- **WHAT IS BEING ASKED**
Take the line with "What text is on this page?" and every line after it, through the end of the listing, and give them again exactly, pictures excluded.
::::::
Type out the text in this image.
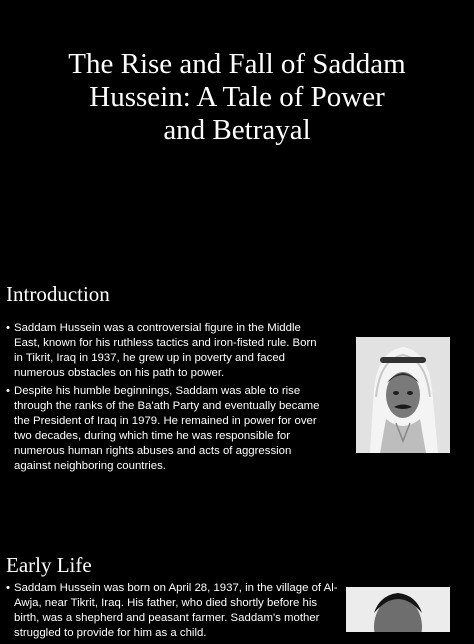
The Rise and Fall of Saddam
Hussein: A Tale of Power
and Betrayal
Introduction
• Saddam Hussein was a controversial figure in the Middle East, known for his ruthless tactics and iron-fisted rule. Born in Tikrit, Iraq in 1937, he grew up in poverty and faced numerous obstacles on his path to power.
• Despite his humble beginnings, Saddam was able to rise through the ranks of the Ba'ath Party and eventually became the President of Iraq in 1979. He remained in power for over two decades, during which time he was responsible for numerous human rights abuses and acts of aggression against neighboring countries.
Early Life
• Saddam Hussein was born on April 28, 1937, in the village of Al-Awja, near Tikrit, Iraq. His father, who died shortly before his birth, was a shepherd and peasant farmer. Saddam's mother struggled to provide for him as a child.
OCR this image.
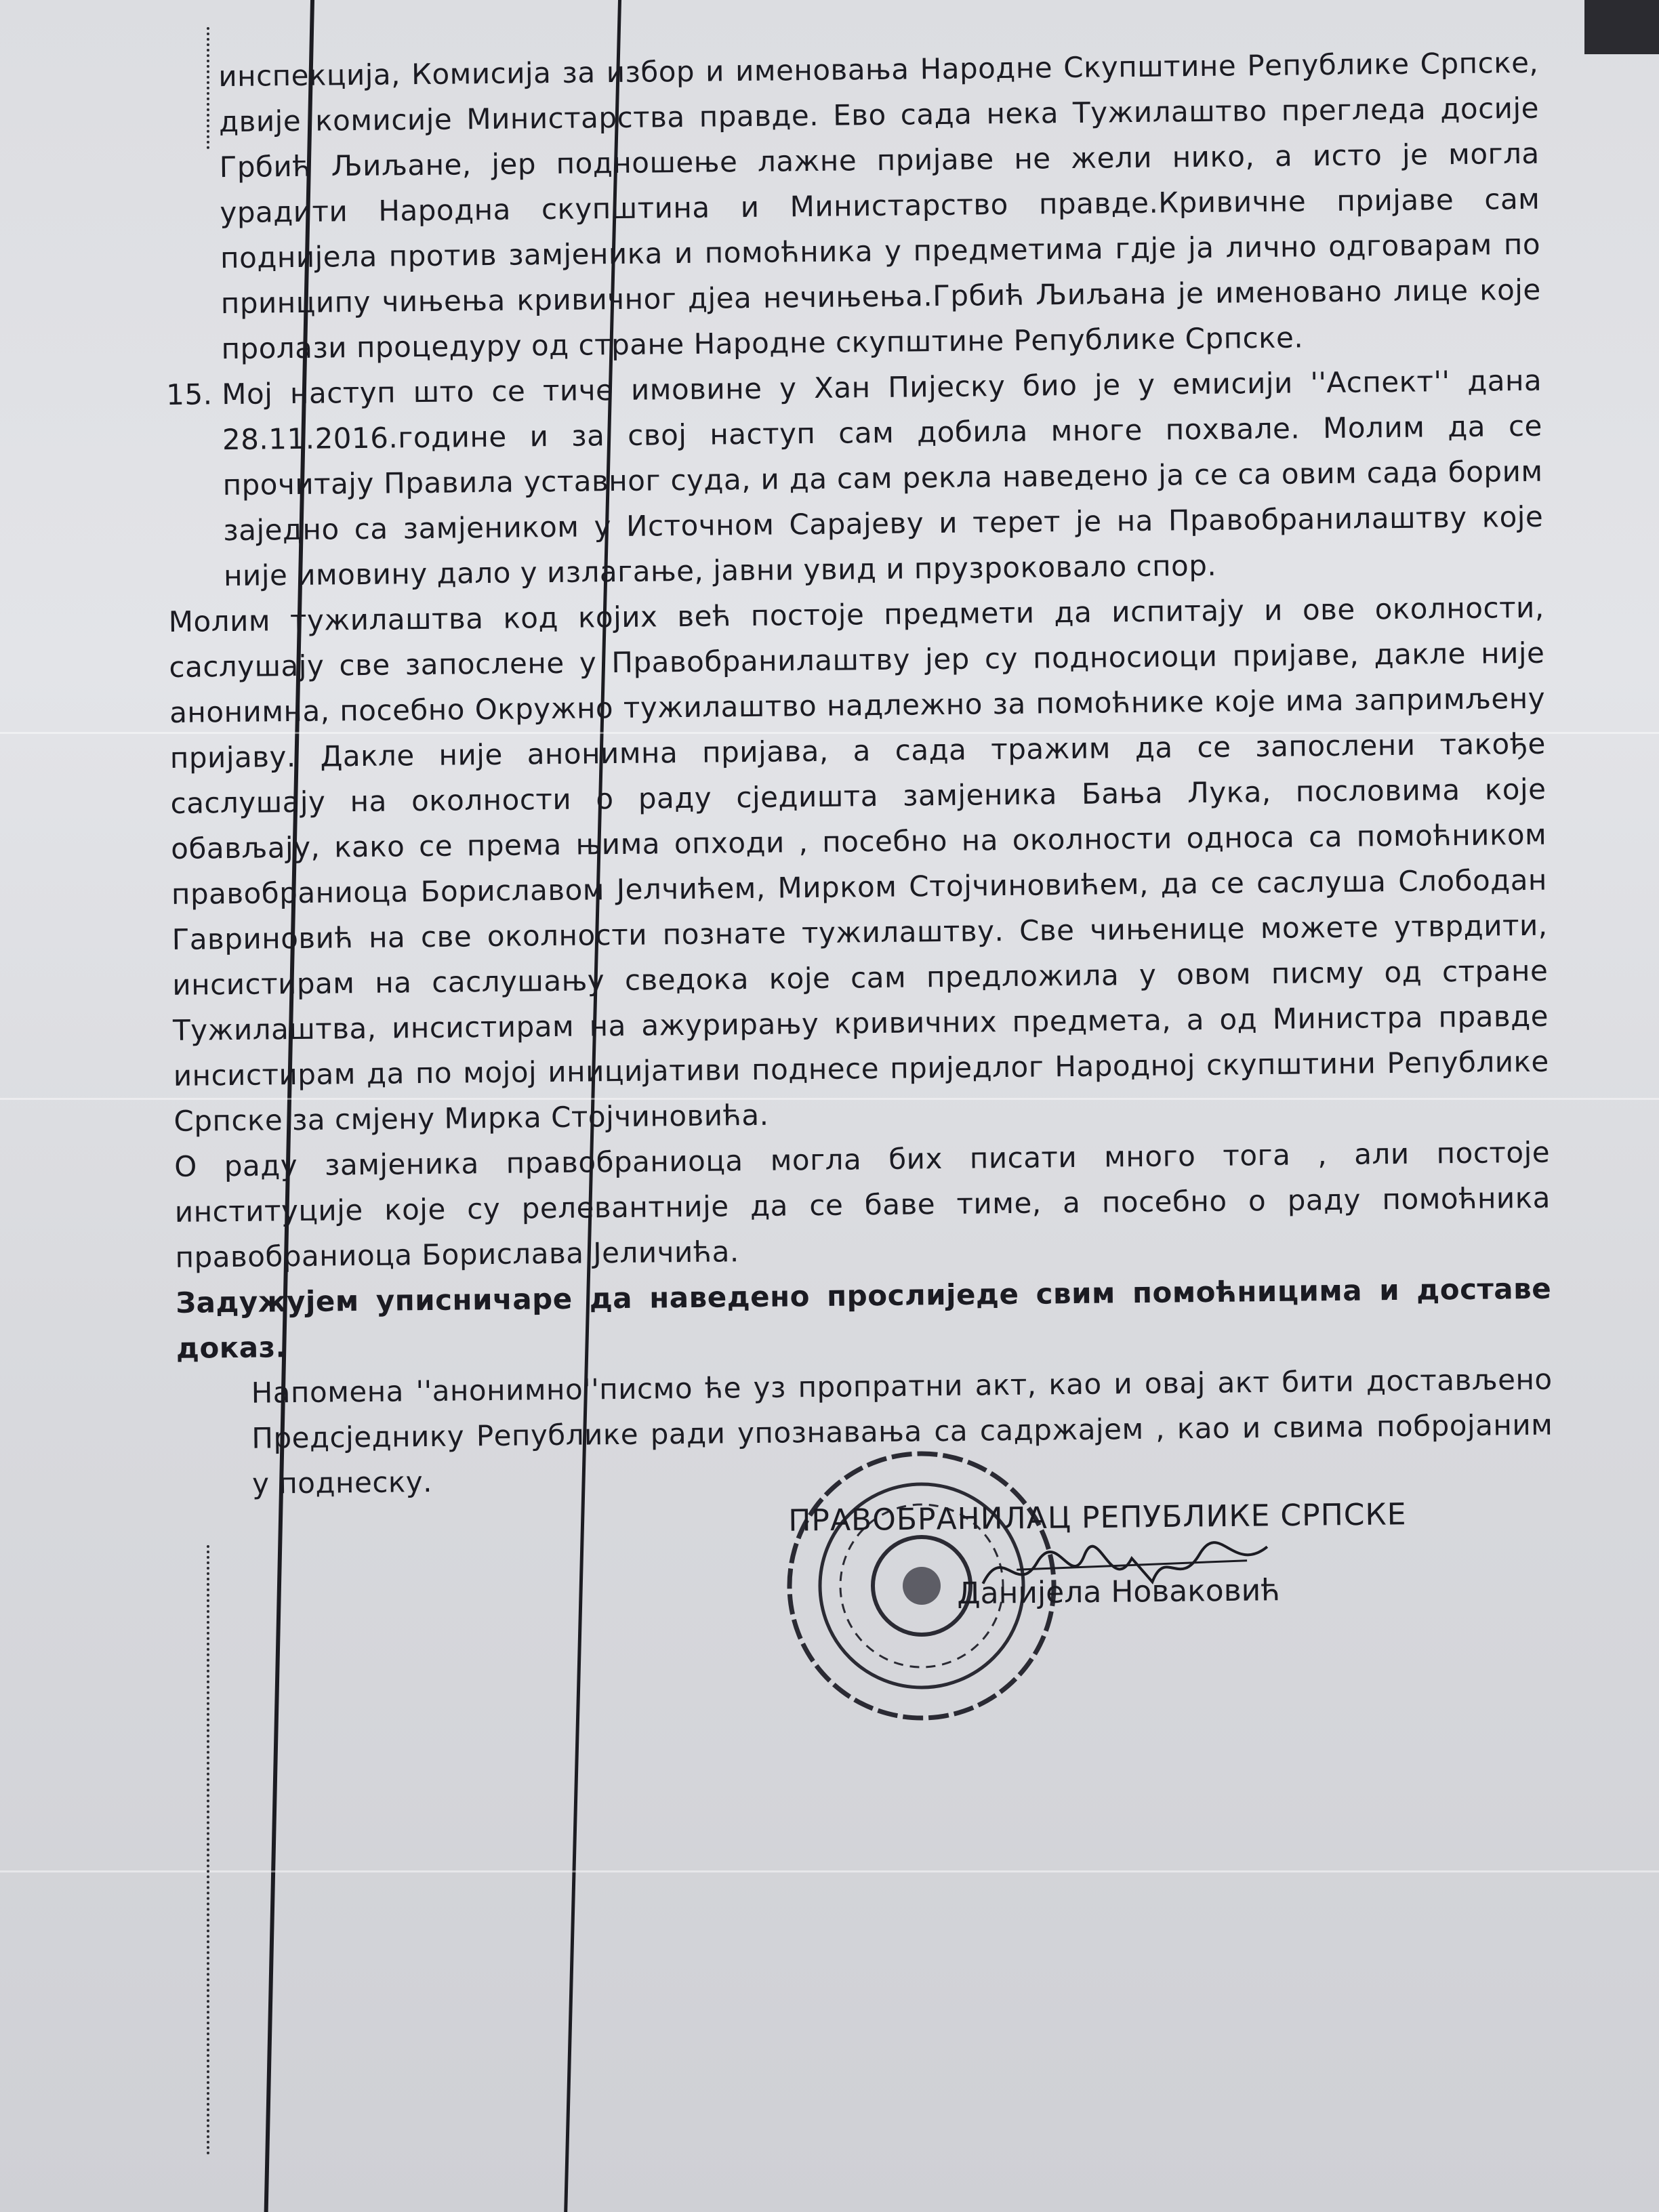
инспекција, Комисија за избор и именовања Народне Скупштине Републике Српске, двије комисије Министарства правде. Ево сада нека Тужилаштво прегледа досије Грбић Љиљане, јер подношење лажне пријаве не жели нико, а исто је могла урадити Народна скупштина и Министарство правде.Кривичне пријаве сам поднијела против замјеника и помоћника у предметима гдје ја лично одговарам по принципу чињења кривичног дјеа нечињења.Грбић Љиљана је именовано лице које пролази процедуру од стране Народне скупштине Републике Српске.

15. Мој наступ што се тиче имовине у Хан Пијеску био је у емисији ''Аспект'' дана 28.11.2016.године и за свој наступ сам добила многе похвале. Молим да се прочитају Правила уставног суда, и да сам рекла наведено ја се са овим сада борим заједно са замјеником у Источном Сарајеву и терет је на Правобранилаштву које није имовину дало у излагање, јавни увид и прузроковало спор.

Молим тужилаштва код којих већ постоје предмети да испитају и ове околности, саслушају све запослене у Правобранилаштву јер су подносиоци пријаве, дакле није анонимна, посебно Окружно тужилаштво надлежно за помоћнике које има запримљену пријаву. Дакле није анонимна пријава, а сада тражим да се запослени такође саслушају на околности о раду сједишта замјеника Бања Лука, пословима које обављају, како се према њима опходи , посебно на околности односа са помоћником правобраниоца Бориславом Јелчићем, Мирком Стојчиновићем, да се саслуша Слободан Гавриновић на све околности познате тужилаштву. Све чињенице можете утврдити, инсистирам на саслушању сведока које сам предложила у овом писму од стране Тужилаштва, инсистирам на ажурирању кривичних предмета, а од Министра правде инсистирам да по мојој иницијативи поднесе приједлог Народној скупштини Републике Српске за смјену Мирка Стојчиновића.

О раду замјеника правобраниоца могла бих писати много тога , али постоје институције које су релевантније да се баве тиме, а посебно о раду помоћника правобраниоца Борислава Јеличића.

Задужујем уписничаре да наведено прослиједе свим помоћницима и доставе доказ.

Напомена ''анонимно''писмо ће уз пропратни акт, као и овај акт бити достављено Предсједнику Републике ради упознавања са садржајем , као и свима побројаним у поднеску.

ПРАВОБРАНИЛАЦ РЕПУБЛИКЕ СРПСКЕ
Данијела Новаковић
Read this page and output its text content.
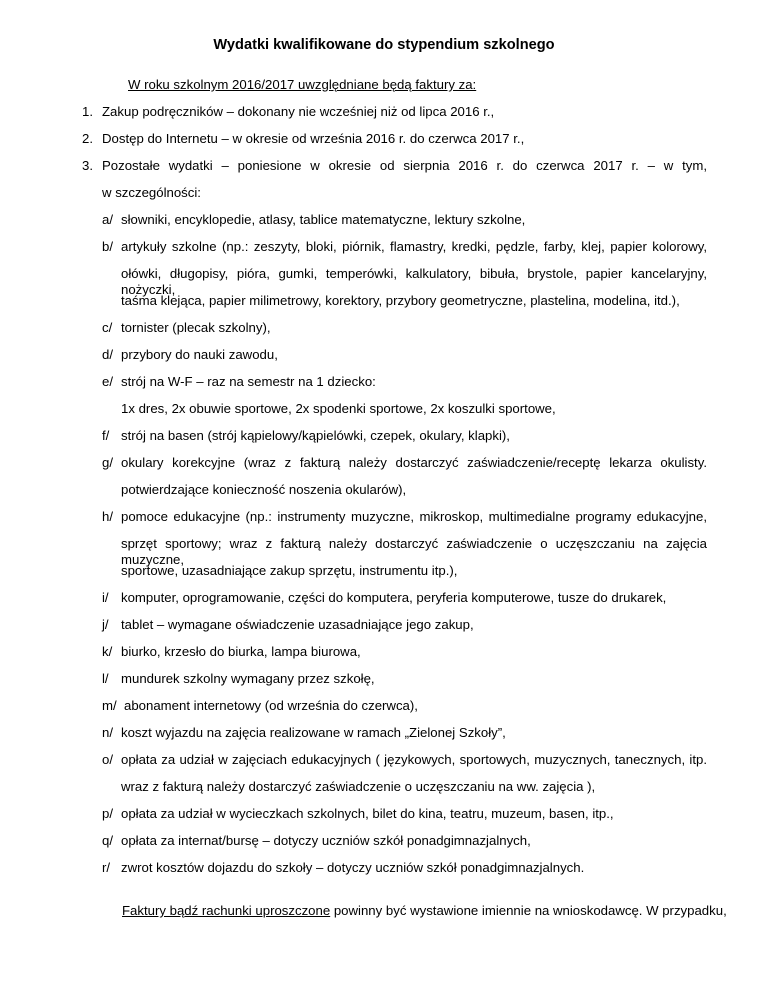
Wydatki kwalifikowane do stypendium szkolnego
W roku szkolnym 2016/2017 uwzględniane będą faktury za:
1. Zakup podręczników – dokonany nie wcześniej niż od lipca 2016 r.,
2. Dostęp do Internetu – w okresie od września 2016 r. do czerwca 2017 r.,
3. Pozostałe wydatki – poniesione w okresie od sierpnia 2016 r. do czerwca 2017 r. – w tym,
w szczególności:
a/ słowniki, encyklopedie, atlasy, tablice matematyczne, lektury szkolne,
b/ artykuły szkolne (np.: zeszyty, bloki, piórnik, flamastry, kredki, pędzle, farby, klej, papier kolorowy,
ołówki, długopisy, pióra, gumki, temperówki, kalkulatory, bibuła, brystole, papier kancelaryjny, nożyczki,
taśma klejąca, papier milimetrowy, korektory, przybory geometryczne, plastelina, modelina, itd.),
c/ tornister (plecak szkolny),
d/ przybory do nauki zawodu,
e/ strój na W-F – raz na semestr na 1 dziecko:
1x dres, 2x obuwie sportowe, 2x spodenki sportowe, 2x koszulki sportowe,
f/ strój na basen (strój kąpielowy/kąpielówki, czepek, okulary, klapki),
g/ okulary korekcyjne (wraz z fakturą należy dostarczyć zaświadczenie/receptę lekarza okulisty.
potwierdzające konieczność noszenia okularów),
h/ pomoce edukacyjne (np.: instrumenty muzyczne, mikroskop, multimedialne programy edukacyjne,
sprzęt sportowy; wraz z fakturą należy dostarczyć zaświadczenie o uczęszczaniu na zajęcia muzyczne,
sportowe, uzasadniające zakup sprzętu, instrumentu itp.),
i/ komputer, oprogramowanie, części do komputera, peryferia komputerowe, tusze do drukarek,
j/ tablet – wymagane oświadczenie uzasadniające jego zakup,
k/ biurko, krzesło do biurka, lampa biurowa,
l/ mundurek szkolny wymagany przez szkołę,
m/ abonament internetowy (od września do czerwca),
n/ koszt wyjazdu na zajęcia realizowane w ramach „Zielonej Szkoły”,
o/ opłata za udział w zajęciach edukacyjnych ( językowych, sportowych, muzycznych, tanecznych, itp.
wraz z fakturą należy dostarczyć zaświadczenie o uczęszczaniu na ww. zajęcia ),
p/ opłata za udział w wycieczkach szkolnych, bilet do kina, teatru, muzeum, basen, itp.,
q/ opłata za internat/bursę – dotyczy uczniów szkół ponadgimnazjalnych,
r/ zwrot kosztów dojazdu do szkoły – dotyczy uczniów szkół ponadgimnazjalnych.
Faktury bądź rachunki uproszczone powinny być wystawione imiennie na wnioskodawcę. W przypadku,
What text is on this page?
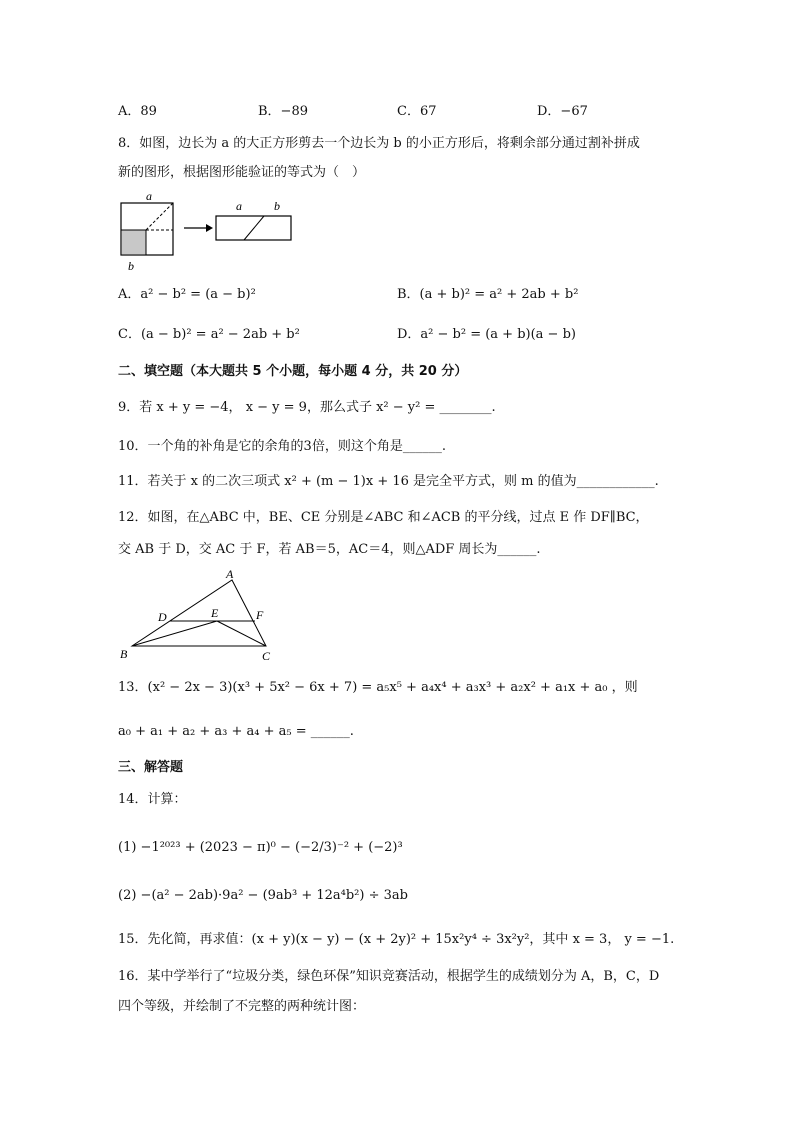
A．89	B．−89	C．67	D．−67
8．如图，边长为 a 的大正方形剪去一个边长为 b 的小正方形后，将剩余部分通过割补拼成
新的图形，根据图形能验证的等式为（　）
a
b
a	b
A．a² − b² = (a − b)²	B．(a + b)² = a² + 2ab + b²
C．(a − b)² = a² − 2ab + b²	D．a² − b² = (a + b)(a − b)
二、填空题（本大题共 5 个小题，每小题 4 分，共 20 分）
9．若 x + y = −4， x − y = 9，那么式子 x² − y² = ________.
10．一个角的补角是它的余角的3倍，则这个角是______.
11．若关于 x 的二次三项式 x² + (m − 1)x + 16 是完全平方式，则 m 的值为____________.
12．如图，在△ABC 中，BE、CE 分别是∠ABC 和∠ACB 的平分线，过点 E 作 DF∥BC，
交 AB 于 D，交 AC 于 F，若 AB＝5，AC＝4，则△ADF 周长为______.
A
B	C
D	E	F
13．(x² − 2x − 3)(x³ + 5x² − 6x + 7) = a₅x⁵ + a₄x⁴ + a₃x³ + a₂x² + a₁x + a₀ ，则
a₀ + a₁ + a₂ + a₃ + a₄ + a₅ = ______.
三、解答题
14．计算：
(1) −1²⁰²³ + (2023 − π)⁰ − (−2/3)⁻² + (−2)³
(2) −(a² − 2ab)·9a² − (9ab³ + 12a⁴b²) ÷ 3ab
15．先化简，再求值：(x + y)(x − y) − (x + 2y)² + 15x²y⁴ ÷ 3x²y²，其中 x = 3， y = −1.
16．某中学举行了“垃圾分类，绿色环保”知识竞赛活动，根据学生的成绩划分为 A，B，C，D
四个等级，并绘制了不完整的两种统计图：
::::::
- **EXPECTED ANSWER**
What text is on this page?
A．89	B．−89	C．67	D．−67
8．如图，边长为 a 的大正方形剪去一个边长为 b 的小正方形后，将剩余部分通过割补拼成
新的图形，根据图形能验证的等式为（　）
a
b
a	b
A．a² − b² = (a − b)²	B．(a + b)² = a² + 2ab + b²
C．(a − b)² = a² − 2ab + b²	D．a² − b² = (a + b)(a − b)
二、填空题（本大题共 5 个小题，每小题 4 分，共 20 分）
9．若 x + y = −4， x − y = 9，那么式子 x² − y² = ________.
10．一个角的补角是它的余角的3倍，则这个角是______.
11．若关于 x 的二次三项式 x² + (m − 1)x + 16 是完全平方式，则 m 的值为____________.
12．如图，在△ABC 中，BE、CE 分别是∠ABC 和∠ACB 的平分线，过点 E 作 DF∥BC，
交 AB 于 D，交 AC 于 F，若 AB＝5，AC＝4，则△ADF 周长为______.
A
B	C
D	E	F
13．(x² − 2x − 3)(x³ + 5x² − 6x + 7) = a₅x⁵ + a₄x⁴ + a₃x³ + a₂x² + a₁x + a₀ ，则
a₀ + a₁ + a₂ + a₃ + a₄ + a₅ = ______.
三、解答题
14．计算：
(1) −1²⁰²³ + (2023 − π)⁰ − (−2/3)⁻² + (−2)³
(2) −(a² − 2ab)·9a² − (9ab³ + 12a⁴b²) ÷ 3ab
15．先化简，再求值：(x + y)(x − y) − (x + 2y)² + 15x²y⁴ ÷ 3x²y²，其中 x = 3， y = −1.
16．某中学举行了“垃圾分类，绿色环保”知识竞赛活动，根据学生的成绩划分为 A，B，C，D
四个等级，并绘制了不完整的两种统计图：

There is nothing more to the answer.